___ DATA LISTING ___

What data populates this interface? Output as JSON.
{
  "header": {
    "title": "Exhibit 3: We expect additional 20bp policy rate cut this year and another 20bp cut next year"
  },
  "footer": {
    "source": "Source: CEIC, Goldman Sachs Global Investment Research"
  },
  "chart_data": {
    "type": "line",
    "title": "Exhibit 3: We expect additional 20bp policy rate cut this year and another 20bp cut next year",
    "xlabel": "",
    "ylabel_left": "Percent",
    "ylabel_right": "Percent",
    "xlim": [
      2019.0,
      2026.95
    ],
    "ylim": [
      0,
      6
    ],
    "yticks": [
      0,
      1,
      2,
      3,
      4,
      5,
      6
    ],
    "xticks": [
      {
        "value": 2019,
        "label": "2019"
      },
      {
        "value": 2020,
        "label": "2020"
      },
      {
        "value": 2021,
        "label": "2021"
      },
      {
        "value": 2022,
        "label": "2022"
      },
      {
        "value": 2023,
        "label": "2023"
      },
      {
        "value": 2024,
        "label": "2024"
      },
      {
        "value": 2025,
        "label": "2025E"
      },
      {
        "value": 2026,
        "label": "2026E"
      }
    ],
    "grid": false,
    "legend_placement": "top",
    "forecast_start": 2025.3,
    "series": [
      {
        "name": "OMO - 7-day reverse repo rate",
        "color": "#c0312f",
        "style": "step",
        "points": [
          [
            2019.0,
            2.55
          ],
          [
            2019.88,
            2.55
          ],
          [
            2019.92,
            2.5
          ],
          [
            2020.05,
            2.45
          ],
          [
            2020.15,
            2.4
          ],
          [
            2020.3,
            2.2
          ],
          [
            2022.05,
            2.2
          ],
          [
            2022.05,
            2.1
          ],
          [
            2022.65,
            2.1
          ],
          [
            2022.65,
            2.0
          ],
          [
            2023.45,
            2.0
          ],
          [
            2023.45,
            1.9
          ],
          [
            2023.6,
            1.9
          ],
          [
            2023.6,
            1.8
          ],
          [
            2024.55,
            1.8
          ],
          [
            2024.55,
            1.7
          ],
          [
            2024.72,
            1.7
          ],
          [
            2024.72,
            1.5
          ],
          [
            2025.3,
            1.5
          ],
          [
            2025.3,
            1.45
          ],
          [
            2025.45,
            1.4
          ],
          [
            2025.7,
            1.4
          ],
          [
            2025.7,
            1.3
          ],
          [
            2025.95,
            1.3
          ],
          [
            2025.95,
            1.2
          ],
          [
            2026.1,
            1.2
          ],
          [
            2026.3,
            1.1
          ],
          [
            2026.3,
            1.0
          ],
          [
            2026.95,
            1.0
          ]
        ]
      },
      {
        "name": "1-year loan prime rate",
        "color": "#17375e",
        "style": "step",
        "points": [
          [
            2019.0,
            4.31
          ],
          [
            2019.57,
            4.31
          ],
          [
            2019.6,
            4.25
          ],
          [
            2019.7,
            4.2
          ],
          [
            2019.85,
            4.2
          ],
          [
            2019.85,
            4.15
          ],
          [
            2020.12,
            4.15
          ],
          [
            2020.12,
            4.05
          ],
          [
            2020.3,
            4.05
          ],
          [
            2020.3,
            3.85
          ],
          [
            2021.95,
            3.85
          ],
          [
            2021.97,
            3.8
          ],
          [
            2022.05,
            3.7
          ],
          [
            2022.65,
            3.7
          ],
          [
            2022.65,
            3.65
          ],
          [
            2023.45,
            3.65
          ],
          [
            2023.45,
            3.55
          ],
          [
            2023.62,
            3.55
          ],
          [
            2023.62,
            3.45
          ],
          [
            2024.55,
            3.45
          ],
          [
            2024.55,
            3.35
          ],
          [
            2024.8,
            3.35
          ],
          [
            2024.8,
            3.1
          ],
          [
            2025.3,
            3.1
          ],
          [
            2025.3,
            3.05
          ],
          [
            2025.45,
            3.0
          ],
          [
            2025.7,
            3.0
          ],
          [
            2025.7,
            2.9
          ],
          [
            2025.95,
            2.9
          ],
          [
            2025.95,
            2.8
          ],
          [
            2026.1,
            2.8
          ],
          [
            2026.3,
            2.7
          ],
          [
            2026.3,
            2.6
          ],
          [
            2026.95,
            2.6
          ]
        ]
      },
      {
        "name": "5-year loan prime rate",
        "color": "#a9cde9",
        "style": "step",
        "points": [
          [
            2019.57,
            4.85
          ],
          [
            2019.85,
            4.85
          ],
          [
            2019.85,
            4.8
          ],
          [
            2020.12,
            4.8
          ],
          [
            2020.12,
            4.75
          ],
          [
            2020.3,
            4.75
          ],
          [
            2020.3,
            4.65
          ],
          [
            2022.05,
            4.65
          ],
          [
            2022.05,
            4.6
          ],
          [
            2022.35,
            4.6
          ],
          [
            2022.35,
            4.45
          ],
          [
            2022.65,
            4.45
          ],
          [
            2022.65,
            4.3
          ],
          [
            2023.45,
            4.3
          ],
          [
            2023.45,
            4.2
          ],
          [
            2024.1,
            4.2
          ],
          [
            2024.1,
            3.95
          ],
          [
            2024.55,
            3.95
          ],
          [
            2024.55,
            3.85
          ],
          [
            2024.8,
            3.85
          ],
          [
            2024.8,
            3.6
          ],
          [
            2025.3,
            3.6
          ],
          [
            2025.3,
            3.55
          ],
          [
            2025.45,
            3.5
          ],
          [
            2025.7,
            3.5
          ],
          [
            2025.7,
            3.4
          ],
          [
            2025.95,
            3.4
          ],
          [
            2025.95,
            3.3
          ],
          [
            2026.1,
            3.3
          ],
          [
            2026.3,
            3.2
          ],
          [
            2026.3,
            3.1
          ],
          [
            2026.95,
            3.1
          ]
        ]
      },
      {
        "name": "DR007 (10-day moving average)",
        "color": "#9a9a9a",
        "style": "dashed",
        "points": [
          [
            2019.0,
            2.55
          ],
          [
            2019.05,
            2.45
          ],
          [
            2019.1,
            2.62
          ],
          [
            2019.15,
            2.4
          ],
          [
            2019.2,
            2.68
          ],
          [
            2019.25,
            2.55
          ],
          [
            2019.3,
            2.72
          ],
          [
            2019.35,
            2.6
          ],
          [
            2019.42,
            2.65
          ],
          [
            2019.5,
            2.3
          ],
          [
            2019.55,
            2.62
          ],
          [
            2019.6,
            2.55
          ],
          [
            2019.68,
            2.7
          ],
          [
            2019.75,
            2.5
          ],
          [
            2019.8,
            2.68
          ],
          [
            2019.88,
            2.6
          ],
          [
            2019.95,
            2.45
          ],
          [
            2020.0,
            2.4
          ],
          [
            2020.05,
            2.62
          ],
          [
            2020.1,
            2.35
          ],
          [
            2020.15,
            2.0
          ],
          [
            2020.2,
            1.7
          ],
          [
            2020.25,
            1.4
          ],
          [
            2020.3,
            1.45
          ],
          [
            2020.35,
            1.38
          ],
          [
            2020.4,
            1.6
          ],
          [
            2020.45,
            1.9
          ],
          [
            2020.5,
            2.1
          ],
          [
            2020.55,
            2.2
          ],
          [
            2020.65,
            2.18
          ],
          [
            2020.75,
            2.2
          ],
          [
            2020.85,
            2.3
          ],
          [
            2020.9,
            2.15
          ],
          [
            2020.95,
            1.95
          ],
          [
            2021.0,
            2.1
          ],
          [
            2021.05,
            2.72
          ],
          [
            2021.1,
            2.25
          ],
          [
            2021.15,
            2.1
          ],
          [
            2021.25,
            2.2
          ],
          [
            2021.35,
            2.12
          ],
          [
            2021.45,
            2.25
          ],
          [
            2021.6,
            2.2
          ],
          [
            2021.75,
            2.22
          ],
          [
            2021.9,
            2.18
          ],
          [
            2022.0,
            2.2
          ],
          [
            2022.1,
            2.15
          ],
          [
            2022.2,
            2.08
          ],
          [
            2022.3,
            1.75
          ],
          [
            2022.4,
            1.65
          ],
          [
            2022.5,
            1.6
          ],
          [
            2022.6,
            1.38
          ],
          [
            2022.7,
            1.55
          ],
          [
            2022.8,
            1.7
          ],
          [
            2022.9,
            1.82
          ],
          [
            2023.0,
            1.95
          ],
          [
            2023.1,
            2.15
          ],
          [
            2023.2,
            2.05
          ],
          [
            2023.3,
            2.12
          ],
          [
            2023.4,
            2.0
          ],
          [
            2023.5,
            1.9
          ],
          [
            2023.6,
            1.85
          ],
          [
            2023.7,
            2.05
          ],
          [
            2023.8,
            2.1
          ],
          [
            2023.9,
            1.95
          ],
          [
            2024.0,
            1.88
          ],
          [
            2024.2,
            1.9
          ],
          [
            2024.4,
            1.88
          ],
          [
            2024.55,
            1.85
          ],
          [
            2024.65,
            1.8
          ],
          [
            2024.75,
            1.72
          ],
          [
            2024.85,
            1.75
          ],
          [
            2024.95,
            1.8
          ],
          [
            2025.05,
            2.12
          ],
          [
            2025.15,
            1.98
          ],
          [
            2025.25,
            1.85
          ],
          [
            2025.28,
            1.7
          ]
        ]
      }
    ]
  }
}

___

> [TASK BRIEF]:
Check each line of the listing above for the string "this", then report only how many lines have it.

> [TASK RESULT]:
3